* _Given problem_
Pictures should be excluded; otherwise, copy every entry exactly.

* _Dataset_
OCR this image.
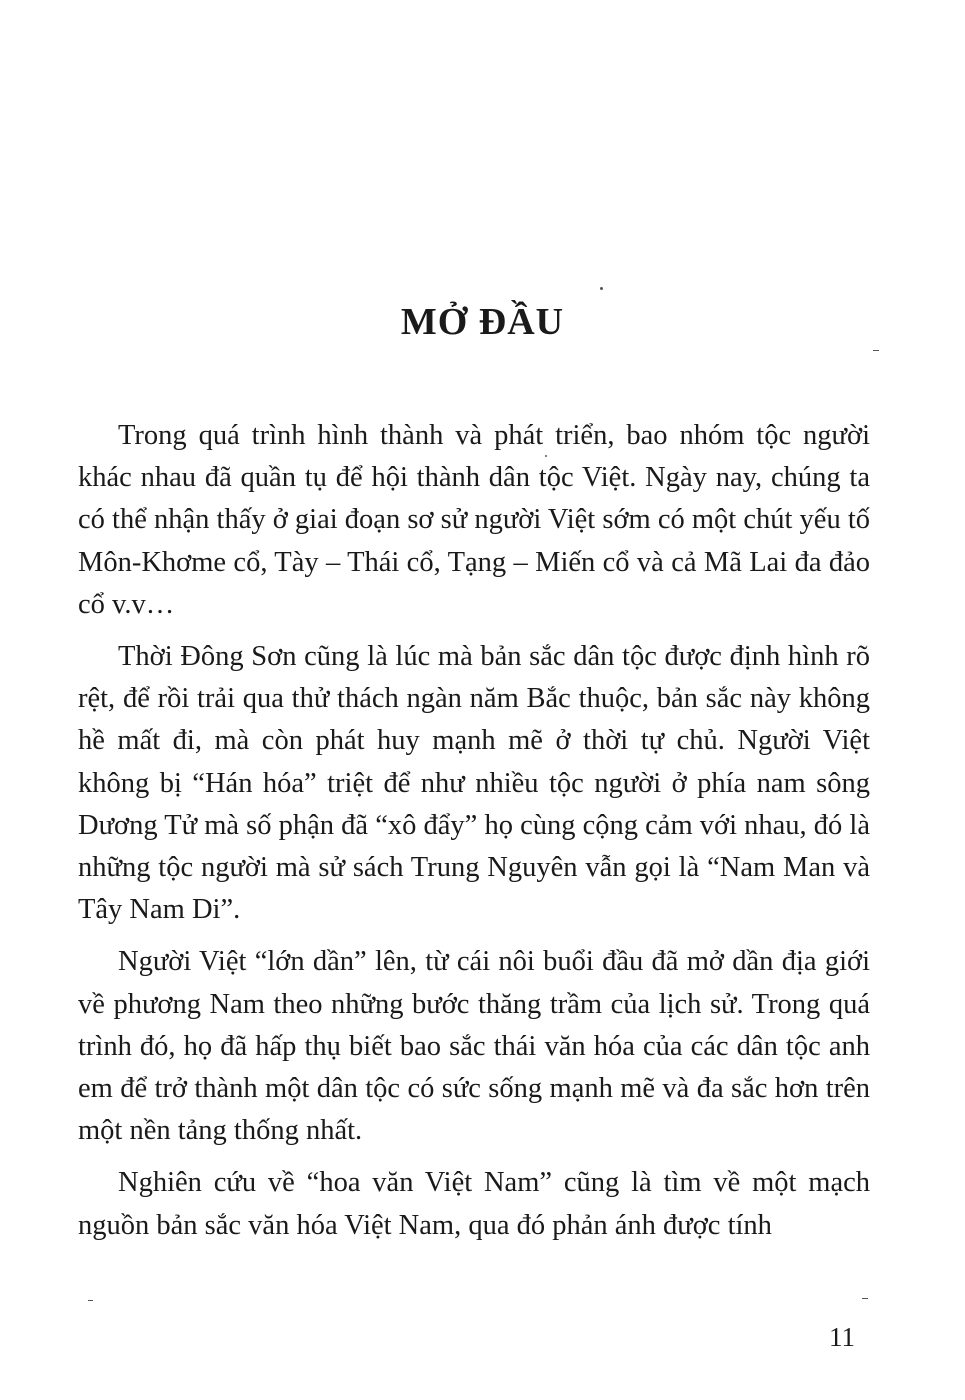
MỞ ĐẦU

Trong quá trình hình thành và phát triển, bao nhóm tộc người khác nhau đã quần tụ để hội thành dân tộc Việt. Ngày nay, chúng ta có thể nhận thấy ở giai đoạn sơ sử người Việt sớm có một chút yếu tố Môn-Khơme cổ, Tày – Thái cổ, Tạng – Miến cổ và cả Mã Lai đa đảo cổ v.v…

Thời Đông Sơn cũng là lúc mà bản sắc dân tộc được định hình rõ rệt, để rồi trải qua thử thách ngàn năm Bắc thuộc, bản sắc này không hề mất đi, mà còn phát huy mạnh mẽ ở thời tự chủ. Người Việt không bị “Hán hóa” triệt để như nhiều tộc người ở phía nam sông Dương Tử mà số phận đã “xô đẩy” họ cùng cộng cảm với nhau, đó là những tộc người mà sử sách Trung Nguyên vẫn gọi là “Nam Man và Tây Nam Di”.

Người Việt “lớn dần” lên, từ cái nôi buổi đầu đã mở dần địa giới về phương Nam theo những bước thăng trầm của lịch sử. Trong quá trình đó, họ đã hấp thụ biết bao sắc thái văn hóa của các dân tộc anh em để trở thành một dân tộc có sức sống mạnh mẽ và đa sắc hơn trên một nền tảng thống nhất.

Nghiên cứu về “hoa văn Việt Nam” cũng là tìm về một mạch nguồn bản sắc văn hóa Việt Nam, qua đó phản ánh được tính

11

* _Exercise output_
OCR this image.
MỞ ĐẦU

Trong quá trình hình thành và phát triển, bao nhóm tộc người khác nhau đã quần tụ để hội thành dân tộc Việt. Ngày nay, chúng ta có thể nhận thấy ở giai đoạn sơ sử người Việt sớm có một chút yếu tố Môn-Khơme cổ, Tày – Thái cổ, Tạng – Miến cổ và cả Mã Lai đa đảo cổ v.v…

Thời Đông Sơn cũng là lúc mà bản sắc dân tộc được định hình rõ rệt, để rồi trải qua thử thách ngàn năm Bắc thuộc, bản sắc này không hề mất đi, mà còn phát huy mạnh mẽ ở thời tự chủ. Người Việt không bị “Hán hóa” triệt để như nhiều tộc người ở phía nam sông Dương Tử mà số phận đã “xô đẩy” họ cùng cộng cảm với nhau, đó là những tộc người mà sử sách Trung Nguyên vẫn gọi là “Nam Man và Tây Nam Di”.

Người Việt “lớn dần” lên, từ cái nôi buổi đầu đã mở dần địa giới về phương Nam theo những bước thăng trầm của lịch sử. Trong quá trình đó, họ đã hấp thụ biết bao sắc thái văn hóa của các dân tộc anh em để trở thành một dân tộc có sức sống mạnh mẽ và đa sắc hơn trên một nền tảng thống nhất.

Nghiên cứu về “hoa văn Việt Nam” cũng là tìm về một mạch nguồn bản sắc văn hóa Việt Nam, qua đó phản ánh được tính

11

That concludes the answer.